__STATED EXERCISE__
Pull out every line with the word "screenshot".

__INPUT FOR THIS TASK__

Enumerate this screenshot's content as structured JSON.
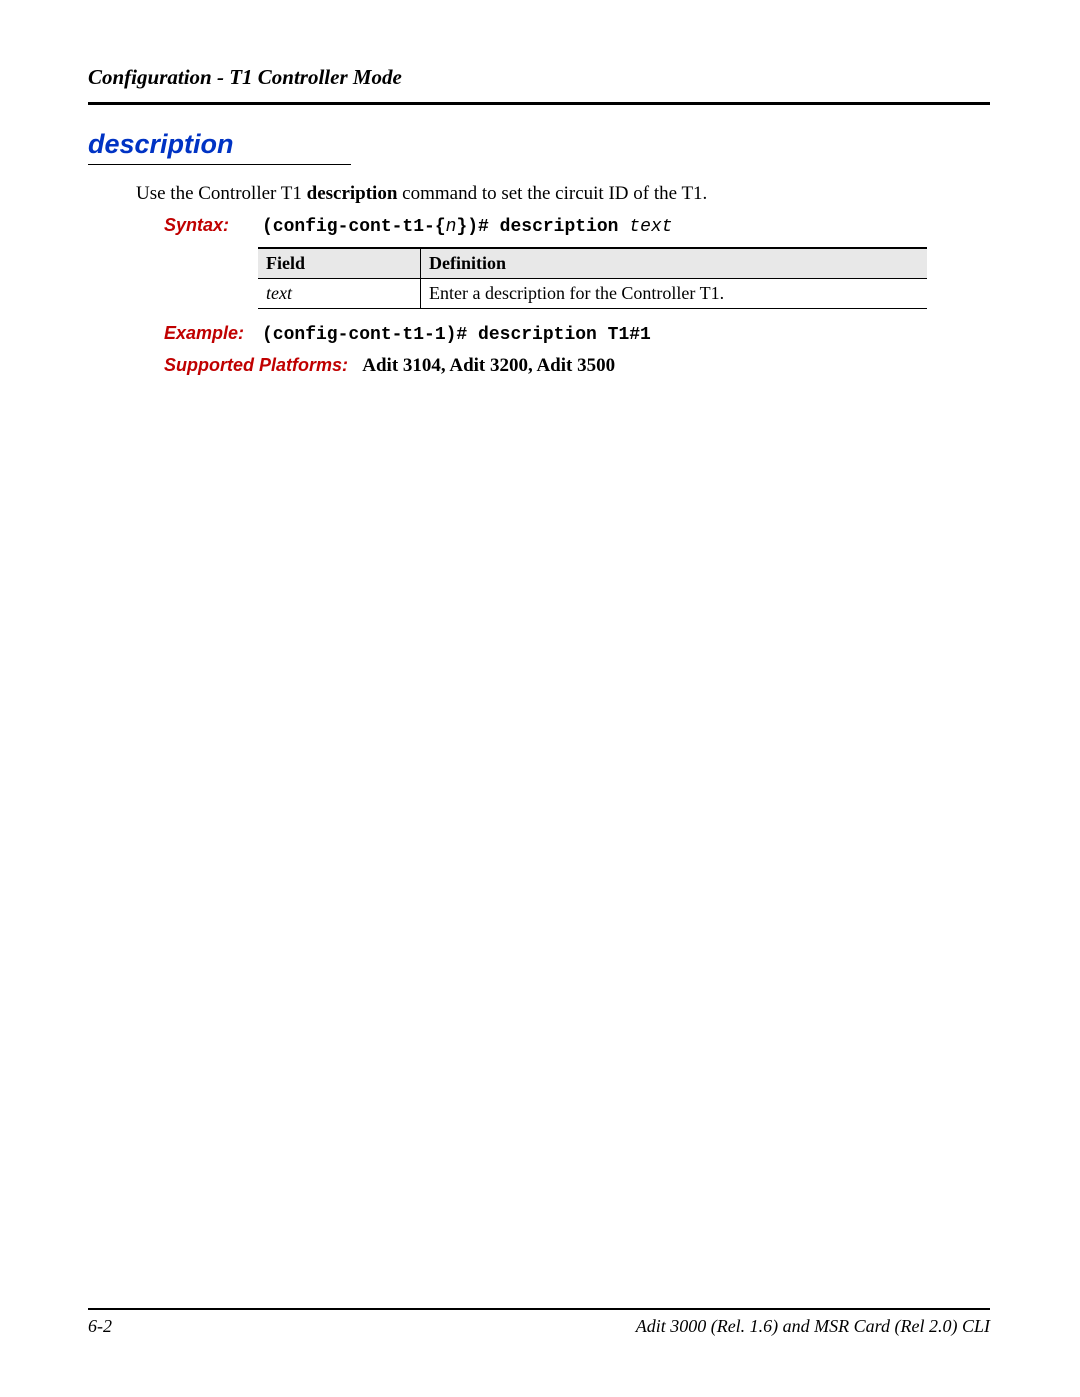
{
  "header": {
    "title": "Configuration - T1 Controller Mode"
  },
  "section": {
    "heading": "description",
    "intro_pre": "Use the Controller T1 ",
    "intro_bold": "description",
    "intro_post": " command to set the circuit ID of the T1.",
    "syntax": {
      "label": "Syntax:",
      "pre": "(config-cont-t1-{",
      "n": "n",
      "mid": "})# description ",
      "arg": "text"
    },
    "table": {
      "headers": {
        "field": "Field",
        "definition": "Definition"
      },
      "row": {
        "field": "text",
        "definition": "Enter a description for the Controller T1."
      }
    },
    "example": {
      "label": "Example:",
      "text": "(config-cont-t1-1)# description T1#1"
    },
    "platforms": {
      "label": "Supported Platforms:",
      "value": "Adit 3104, Adit 3200, Adit 3500"
    }
  },
  "footer": {
    "page": "6-2",
    "doc": "Adit 3000 (Rel. 1.6) and MSR Card (Rel 2.0) CLI"
  }
}
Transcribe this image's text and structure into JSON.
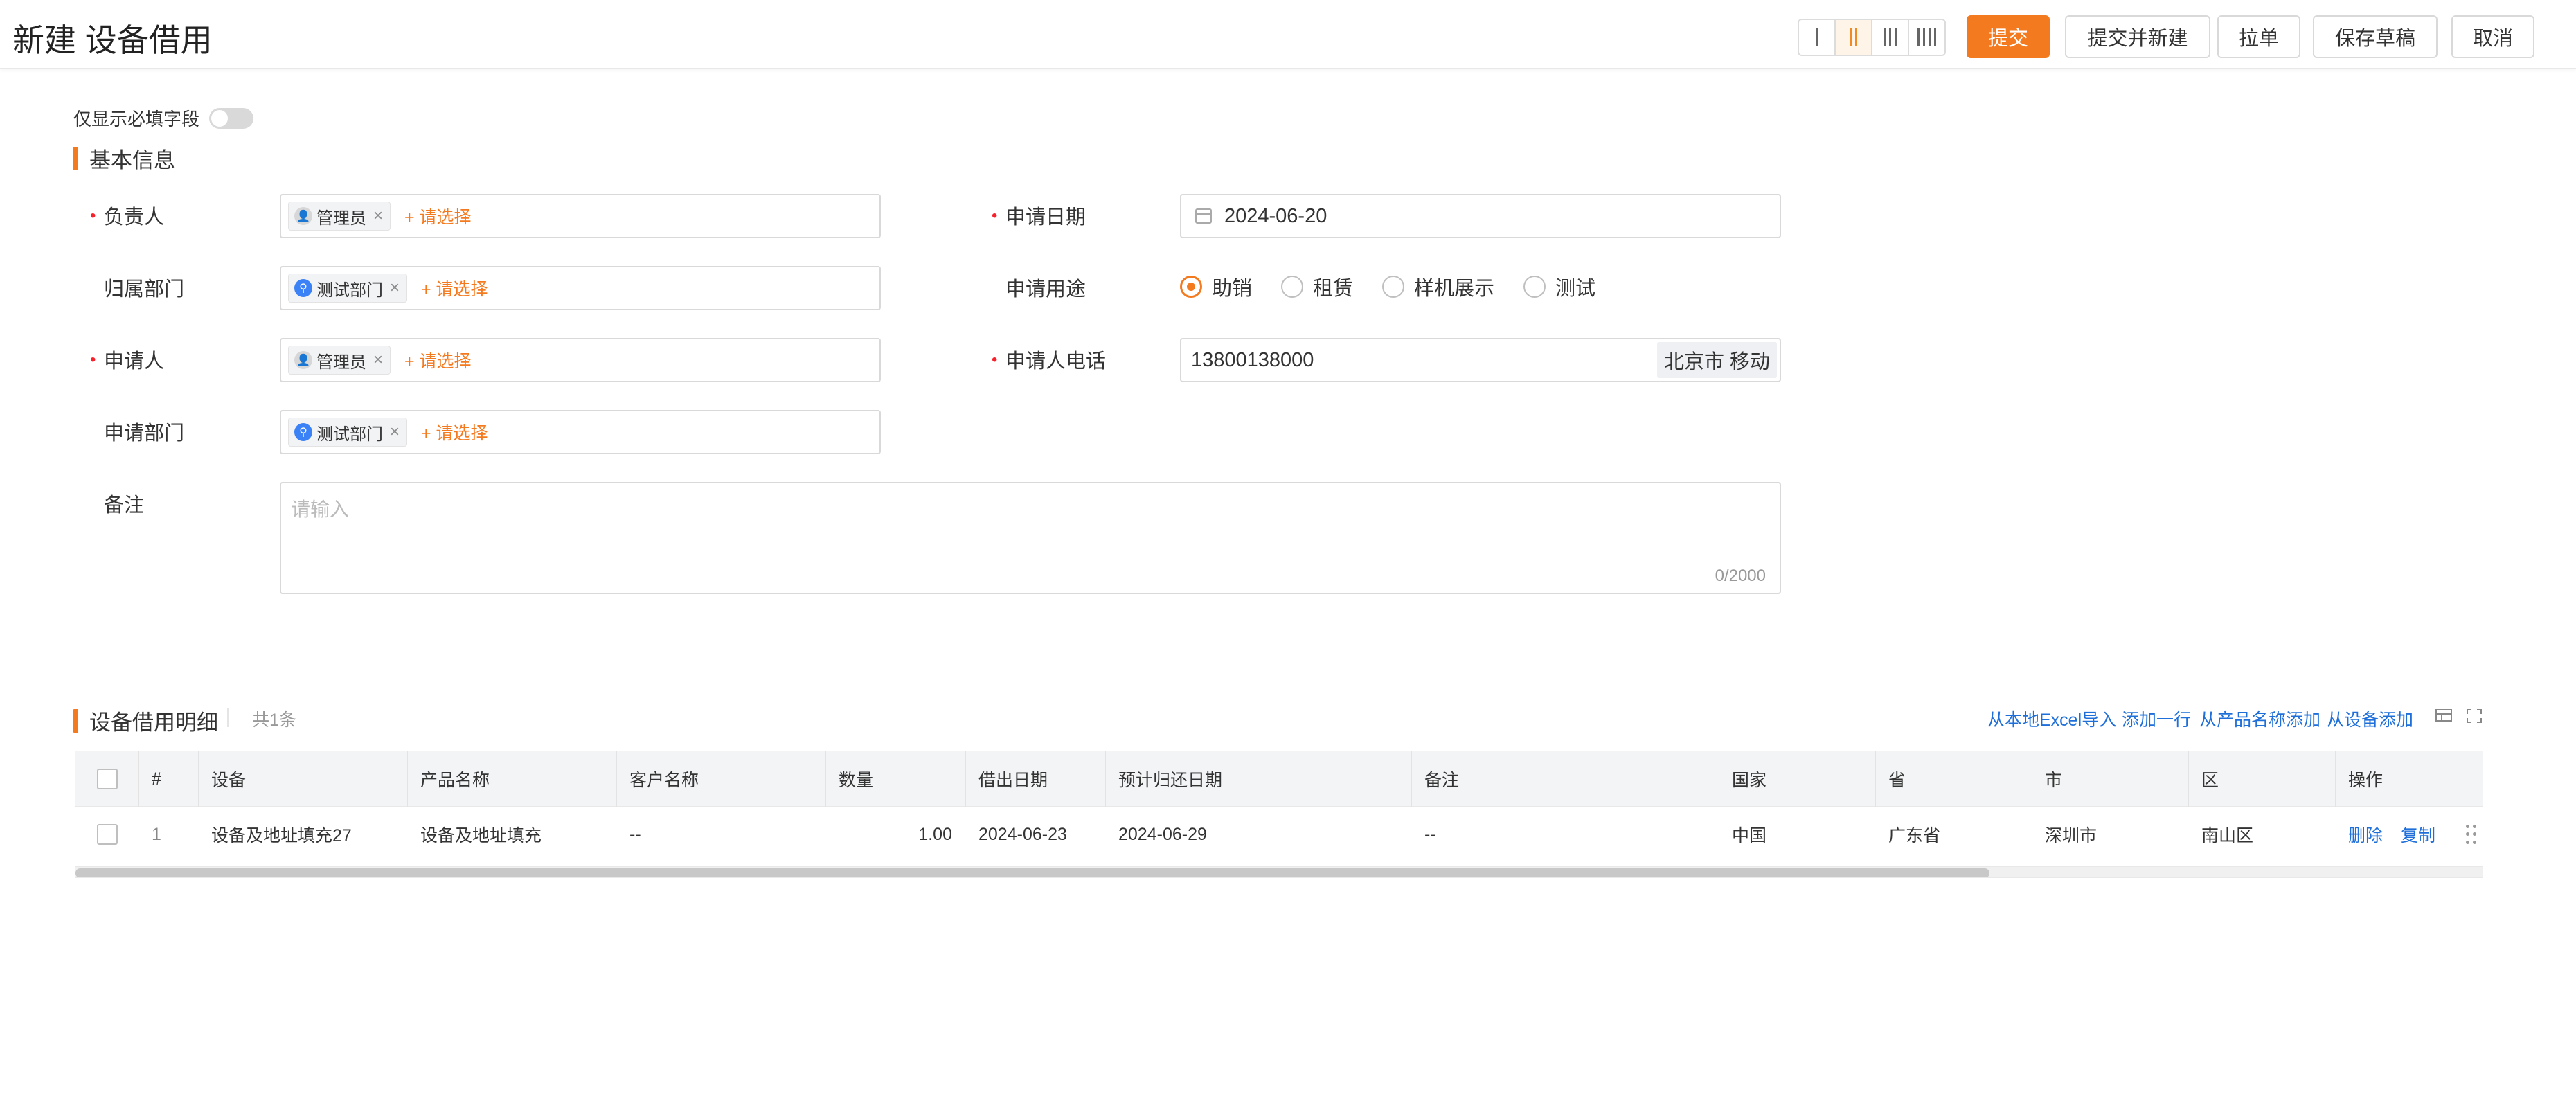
{
  "header": {
    "title": "新建 设备借用",
    "layout_options": [
      "1",
      "2",
      "3",
      "4"
    ],
    "layout_selected": "2",
    "buttons": {
      "submit": "提交",
      "submit_new": "提交并新建",
      "pull": "拉单",
      "save_draft": "保存草稿",
      "cancel": "取消"
    }
  },
  "form": {
    "required_only_label": "仅显示必填字段",
    "section_basic": "基本信息",
    "owner": {
      "label": "负责人",
      "tag": "管理员",
      "add": "+ 请选择"
    },
    "owner_dept": {
      "label": "归属部门",
      "tag": "测试部门",
      "add": "+ 请选择"
    },
    "applicant": {
      "label": "申请人",
      "tag": "管理员",
      "add": "+ 请选择"
    },
    "applicant_dept": {
      "label": "申请部门",
      "tag": "测试部门",
      "add": "+ 请选择"
    },
    "apply_date": {
      "label": "申请日期",
      "value": "2024-06-20"
    },
    "purpose": {
      "label": "申请用途",
      "options": [
        "助销",
        "租赁",
        "样机展示",
        "测试"
      ],
      "selected": "助销"
    },
    "phone": {
      "label": "申请人电话",
      "value": "13800138000",
      "carrier": "北京市 移动"
    },
    "remark": {
      "label": "备注",
      "placeholder": "请输入",
      "count": "0/2000"
    }
  },
  "detail": {
    "title": "设备借用明细",
    "count": "共1条",
    "links": {
      "import_excel": "从本地Excel导入",
      "add_row": "添加一行",
      "add_by_product": "从产品名称添加",
      "add_by_device": "从设备添加"
    },
    "columns": [
      "#",
      "设备",
      "产品名称",
      "客户名称",
      "数量",
      "借出日期",
      "预计归还日期",
      "备注",
      "国家",
      "省",
      "市",
      "区",
      "操作"
    ],
    "rows": [
      {
        "index": "1",
        "device": "设备及地址填充27",
        "product": "设备及地址填充",
        "customer": "--",
        "qty": "1.00",
        "lend_date": "2024-06-23",
        "return_date": "2024-06-29",
        "remark": "--",
        "country": "中国",
        "province": "广东省",
        "city": "深圳市",
        "district": "南山区",
        "ops": {
          "delete": "删除",
          "copy": "复制"
        }
      }
    ]
  },
  "colors": {
    "accent": "#f47a1f",
    "link": "#1e6fd9",
    "required": "#f5222d"
  }
}
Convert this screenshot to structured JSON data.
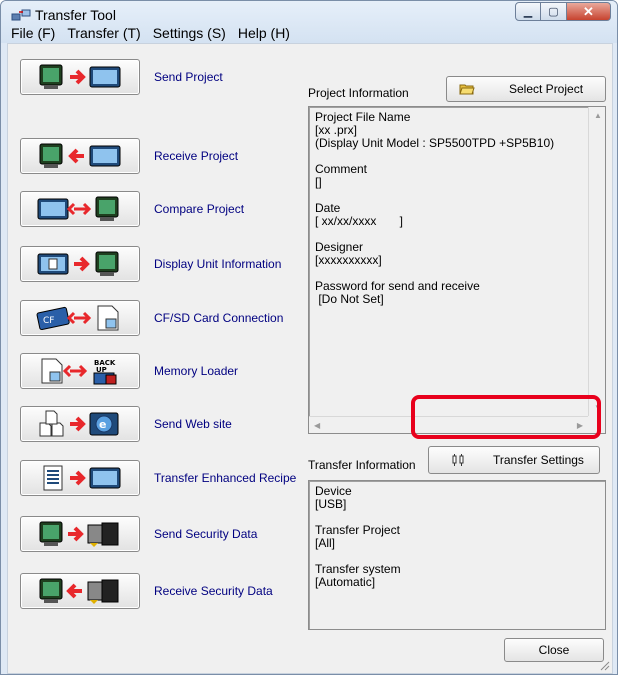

__EXERCISE OUTPUT__
Enumerate this screenshot's content as structured JSON.
Convert this screenshot to structured JSON data.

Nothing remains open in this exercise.